** Start of Record list **
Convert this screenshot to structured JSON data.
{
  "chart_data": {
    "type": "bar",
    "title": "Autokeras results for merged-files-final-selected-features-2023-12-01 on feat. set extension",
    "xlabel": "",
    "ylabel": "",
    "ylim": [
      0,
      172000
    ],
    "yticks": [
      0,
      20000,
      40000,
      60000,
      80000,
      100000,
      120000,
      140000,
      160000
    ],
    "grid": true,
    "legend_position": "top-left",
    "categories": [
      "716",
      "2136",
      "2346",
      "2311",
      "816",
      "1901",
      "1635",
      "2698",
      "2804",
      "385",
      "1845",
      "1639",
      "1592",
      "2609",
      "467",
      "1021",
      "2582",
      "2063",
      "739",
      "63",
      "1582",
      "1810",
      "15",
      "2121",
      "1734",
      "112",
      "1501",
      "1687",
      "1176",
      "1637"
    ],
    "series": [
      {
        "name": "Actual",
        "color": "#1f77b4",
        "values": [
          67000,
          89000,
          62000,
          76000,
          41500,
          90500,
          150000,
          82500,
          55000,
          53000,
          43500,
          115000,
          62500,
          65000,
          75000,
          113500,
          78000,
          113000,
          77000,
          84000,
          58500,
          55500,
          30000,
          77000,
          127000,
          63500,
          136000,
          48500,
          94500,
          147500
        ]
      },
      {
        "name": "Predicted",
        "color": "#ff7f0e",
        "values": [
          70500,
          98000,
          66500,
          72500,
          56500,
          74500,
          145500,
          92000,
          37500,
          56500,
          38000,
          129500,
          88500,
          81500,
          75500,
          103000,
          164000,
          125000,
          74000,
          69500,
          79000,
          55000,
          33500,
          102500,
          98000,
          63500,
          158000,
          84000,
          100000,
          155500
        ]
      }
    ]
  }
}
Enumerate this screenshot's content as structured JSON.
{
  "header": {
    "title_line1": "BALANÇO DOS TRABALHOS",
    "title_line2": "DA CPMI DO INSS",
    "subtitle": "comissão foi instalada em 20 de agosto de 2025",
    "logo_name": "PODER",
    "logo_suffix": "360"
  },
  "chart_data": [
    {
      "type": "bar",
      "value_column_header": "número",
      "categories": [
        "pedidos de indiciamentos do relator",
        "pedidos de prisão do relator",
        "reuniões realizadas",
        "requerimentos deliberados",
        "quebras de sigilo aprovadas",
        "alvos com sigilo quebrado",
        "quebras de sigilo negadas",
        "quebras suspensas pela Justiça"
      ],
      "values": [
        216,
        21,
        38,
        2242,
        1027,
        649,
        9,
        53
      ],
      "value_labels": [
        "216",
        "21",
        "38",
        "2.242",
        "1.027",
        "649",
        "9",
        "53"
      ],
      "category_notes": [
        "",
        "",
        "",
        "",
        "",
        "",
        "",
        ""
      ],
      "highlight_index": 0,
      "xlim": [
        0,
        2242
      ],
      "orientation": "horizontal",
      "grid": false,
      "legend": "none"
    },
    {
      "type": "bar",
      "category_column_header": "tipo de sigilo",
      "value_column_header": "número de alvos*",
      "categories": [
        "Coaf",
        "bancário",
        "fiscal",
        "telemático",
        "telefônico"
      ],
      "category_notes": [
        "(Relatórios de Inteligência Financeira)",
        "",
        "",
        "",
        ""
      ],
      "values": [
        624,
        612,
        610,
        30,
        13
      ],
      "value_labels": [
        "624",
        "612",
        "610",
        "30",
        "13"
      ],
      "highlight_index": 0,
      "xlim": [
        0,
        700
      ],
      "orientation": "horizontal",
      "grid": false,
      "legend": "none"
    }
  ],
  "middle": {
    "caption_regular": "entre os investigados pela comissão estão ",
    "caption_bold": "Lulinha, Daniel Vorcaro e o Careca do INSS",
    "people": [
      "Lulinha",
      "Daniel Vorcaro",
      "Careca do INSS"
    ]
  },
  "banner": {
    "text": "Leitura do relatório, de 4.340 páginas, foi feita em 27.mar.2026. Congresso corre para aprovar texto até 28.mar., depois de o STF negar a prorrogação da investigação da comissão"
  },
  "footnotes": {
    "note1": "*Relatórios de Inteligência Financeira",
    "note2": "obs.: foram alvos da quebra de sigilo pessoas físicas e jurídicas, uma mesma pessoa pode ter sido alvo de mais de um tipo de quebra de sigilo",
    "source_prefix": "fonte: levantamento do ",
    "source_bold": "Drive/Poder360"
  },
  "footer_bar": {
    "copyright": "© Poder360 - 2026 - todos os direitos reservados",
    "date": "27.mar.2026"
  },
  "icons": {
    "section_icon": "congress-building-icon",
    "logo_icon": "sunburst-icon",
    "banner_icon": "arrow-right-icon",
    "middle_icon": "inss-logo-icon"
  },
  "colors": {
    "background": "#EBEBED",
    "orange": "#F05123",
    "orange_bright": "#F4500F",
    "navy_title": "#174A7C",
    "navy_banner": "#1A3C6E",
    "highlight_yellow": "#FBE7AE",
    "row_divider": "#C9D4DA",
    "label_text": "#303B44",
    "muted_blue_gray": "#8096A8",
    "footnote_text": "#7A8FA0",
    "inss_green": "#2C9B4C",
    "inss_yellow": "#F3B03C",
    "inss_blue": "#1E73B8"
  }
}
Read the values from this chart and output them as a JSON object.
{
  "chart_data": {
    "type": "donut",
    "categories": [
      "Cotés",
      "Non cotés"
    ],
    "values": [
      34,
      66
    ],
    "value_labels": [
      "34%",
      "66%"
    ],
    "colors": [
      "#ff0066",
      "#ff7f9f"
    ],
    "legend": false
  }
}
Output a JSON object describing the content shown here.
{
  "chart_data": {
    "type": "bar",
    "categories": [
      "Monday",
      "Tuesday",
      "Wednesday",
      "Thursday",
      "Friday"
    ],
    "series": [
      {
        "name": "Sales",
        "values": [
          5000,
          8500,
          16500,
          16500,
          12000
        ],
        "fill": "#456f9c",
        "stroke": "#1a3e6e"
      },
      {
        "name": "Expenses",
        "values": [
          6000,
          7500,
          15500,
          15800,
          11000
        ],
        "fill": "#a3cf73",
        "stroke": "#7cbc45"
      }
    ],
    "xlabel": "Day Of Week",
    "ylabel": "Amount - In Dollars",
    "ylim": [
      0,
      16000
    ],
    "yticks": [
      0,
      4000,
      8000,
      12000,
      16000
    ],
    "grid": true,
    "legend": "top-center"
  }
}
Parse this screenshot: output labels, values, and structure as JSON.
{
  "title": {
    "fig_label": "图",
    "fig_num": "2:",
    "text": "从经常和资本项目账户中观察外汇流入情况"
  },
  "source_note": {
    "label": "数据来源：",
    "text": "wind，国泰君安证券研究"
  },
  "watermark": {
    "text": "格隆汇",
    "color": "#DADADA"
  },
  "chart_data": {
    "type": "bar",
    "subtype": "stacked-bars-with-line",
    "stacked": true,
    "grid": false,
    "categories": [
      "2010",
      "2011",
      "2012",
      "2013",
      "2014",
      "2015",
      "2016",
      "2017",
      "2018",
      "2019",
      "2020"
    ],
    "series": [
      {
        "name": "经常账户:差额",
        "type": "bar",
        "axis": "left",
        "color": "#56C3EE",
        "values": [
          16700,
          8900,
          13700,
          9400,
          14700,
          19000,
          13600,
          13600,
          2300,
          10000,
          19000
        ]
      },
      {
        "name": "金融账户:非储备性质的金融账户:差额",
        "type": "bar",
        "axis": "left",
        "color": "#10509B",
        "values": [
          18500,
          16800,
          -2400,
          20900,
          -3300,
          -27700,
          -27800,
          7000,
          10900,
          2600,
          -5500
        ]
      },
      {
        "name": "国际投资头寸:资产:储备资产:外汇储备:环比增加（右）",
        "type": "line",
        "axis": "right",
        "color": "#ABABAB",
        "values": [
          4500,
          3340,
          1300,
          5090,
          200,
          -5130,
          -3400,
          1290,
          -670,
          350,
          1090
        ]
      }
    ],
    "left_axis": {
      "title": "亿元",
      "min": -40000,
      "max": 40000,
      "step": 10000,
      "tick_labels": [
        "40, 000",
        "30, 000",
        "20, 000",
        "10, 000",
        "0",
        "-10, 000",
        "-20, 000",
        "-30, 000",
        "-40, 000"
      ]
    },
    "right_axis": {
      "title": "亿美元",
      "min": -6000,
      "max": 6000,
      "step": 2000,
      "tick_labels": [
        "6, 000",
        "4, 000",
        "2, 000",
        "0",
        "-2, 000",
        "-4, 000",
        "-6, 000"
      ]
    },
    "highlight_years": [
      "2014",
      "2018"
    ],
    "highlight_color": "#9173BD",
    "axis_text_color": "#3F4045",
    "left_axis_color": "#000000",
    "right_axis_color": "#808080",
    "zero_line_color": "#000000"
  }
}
** End of Record list **
- What is expected -
Say how many lines contain the string "comissão", giving nothing but the count.

- Output -
3